Records from a data source
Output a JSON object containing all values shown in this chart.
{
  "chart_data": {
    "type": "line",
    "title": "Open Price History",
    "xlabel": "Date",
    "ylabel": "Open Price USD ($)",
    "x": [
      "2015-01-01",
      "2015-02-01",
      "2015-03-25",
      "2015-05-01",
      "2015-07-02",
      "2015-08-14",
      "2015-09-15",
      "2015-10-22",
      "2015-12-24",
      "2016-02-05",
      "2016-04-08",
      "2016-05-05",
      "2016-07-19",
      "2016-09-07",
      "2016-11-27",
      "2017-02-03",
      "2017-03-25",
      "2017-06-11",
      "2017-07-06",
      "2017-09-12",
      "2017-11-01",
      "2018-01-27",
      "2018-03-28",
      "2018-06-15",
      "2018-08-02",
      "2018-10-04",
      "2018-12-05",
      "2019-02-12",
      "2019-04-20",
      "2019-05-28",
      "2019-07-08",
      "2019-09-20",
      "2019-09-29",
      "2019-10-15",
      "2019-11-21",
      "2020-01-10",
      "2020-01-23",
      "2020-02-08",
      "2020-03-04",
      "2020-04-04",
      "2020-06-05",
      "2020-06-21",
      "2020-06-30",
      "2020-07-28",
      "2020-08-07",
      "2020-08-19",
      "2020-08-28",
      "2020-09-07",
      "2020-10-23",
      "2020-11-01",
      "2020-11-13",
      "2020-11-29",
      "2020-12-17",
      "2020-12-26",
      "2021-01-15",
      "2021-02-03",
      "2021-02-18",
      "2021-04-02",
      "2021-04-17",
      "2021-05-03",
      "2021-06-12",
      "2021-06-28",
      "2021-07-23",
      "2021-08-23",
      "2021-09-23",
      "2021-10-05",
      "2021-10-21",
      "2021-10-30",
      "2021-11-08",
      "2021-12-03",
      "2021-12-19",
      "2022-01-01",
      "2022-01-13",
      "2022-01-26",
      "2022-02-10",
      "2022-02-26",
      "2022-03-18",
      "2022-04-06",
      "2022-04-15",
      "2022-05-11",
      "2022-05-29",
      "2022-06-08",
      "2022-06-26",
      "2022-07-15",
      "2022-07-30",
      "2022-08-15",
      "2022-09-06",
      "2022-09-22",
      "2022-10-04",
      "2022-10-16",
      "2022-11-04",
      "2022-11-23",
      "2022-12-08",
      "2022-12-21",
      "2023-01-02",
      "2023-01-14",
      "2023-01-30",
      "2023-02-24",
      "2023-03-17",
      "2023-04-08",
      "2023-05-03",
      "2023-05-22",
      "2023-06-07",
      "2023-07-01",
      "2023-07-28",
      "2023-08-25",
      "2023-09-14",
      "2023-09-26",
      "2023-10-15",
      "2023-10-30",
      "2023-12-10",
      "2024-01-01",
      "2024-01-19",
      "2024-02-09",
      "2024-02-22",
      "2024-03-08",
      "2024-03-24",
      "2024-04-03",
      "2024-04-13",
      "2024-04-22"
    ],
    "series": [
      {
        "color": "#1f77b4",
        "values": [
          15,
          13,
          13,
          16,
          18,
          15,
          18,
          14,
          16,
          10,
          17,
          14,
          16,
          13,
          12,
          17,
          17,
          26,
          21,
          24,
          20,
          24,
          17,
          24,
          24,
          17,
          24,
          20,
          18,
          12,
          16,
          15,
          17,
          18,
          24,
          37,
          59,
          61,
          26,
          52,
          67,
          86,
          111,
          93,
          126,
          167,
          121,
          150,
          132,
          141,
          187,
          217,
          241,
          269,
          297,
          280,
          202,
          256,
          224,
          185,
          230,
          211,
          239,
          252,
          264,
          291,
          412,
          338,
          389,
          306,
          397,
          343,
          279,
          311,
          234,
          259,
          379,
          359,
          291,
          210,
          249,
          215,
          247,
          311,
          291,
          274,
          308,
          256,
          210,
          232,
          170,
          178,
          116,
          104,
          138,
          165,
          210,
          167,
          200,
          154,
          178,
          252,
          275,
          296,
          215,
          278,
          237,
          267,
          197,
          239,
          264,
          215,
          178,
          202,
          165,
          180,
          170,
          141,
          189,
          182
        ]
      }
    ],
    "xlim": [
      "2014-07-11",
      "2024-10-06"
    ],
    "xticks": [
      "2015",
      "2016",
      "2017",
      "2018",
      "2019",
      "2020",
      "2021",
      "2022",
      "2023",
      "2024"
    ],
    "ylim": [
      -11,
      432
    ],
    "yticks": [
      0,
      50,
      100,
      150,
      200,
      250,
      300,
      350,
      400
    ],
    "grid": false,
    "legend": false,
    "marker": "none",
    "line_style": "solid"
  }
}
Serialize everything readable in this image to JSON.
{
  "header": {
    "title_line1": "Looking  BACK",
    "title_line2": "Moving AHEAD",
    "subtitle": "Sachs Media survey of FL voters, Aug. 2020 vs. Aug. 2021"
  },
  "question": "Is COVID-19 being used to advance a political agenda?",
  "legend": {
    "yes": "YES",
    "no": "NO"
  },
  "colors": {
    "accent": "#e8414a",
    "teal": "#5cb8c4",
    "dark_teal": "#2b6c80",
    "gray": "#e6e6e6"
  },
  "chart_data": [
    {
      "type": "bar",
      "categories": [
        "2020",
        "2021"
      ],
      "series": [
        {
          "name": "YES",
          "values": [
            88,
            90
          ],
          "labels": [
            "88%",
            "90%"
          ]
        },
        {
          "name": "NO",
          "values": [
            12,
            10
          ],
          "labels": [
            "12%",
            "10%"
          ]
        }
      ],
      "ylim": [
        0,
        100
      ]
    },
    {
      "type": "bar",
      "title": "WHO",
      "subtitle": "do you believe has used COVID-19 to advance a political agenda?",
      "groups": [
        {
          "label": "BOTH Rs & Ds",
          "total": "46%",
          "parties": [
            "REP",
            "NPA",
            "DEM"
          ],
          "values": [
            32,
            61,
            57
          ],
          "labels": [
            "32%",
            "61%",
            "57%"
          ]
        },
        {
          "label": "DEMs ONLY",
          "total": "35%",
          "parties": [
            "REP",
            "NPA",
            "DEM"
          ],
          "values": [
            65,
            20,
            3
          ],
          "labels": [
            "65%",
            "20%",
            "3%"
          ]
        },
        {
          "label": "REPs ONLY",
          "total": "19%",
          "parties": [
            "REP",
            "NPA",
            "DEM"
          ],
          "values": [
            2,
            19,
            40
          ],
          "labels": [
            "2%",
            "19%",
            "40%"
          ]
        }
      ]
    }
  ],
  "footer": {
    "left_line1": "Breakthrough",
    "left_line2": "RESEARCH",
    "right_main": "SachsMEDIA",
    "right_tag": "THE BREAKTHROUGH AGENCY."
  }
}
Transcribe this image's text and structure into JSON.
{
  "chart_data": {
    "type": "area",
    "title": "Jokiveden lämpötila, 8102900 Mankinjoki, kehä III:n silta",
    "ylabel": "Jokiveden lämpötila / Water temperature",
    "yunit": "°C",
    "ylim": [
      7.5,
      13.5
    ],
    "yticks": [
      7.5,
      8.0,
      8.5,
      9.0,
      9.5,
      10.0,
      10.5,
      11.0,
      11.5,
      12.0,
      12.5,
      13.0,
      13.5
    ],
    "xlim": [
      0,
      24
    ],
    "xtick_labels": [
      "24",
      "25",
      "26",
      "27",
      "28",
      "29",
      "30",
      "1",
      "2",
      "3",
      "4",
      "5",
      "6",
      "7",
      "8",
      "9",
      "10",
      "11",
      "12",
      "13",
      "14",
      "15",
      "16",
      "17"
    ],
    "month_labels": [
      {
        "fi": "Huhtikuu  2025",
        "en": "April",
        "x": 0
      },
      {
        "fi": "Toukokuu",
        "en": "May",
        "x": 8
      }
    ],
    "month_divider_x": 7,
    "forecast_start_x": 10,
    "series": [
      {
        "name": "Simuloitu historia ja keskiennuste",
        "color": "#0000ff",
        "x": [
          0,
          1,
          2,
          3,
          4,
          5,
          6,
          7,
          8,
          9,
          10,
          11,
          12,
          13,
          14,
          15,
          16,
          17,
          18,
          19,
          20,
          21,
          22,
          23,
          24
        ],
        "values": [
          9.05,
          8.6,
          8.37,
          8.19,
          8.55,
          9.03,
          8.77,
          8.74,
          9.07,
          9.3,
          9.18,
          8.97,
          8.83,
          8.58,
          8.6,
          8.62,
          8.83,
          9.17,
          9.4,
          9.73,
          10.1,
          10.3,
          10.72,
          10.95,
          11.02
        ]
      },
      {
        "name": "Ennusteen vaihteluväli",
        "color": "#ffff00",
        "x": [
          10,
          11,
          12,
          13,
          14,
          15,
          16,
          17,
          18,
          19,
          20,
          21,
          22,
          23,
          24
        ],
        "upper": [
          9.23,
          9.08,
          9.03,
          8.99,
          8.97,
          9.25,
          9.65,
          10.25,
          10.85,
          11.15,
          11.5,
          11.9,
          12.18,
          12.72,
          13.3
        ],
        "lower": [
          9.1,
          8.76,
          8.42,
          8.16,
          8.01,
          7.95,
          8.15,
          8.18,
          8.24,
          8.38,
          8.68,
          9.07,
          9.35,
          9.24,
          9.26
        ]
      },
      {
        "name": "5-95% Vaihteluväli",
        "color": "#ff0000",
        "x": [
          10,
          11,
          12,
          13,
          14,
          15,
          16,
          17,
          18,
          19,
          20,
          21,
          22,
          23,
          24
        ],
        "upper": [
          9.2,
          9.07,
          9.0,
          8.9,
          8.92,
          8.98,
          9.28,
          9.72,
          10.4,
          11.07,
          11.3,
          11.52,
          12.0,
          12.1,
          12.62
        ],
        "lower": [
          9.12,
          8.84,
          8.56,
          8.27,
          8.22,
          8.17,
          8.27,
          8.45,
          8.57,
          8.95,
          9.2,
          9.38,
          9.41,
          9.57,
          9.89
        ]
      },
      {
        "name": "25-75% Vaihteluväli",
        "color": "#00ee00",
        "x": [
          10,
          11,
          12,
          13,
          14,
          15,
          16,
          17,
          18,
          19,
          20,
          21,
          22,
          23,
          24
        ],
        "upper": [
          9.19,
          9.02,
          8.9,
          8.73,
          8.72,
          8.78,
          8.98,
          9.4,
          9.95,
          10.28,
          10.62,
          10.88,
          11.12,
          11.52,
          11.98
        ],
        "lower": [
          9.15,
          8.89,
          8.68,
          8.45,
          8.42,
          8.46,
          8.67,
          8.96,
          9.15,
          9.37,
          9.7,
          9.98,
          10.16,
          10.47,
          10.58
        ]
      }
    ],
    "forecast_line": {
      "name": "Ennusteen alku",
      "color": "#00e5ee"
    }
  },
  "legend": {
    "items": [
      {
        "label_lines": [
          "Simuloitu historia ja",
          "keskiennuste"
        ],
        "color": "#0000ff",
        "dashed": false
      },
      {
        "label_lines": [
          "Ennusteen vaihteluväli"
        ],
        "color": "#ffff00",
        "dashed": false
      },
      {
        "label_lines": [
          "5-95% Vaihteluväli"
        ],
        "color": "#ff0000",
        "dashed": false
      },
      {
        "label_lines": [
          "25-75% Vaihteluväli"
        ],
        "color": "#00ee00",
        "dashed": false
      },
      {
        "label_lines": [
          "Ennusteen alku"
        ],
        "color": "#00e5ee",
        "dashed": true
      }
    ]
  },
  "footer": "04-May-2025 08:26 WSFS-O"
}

What to do
Find the word "footer" in the entries, and copy every line it shows up in.

Task output
  "footer": {
  "footer": "04-May-2025 08:26 WSFS-O"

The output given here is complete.